WHAT IS NEEDED
From the data that follows, copy every line holding the string "NODAL".

DATA TO PROCESS
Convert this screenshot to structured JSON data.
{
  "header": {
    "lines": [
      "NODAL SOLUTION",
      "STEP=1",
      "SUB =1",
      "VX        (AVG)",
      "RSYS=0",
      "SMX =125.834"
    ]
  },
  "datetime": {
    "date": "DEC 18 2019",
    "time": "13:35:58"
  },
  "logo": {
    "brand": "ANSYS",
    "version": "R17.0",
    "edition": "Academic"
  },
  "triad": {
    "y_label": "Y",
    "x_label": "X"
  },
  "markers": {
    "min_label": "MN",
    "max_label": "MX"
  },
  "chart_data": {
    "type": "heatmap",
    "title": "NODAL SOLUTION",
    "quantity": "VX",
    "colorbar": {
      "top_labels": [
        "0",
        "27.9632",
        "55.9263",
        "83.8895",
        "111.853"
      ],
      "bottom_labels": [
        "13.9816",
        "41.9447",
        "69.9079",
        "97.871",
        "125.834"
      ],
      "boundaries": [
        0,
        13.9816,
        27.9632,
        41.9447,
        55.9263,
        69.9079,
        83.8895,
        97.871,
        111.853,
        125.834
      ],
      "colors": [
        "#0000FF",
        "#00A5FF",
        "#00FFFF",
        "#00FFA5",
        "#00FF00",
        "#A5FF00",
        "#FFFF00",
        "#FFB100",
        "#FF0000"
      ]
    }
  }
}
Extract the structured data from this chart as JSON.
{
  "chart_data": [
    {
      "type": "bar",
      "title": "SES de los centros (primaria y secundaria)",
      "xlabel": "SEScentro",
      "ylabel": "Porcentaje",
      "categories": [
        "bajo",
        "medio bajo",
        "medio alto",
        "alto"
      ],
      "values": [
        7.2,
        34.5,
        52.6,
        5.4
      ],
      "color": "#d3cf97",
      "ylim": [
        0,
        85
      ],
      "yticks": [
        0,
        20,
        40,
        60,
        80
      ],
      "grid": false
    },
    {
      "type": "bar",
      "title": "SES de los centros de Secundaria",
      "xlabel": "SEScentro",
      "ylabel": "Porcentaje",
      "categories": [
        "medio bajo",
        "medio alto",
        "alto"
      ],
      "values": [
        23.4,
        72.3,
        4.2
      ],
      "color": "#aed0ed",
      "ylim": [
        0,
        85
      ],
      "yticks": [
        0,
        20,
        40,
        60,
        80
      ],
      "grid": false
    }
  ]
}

RESPONSE BELOW
      "NODAL SOLUTION",
    "title": "NODAL SOLUTION",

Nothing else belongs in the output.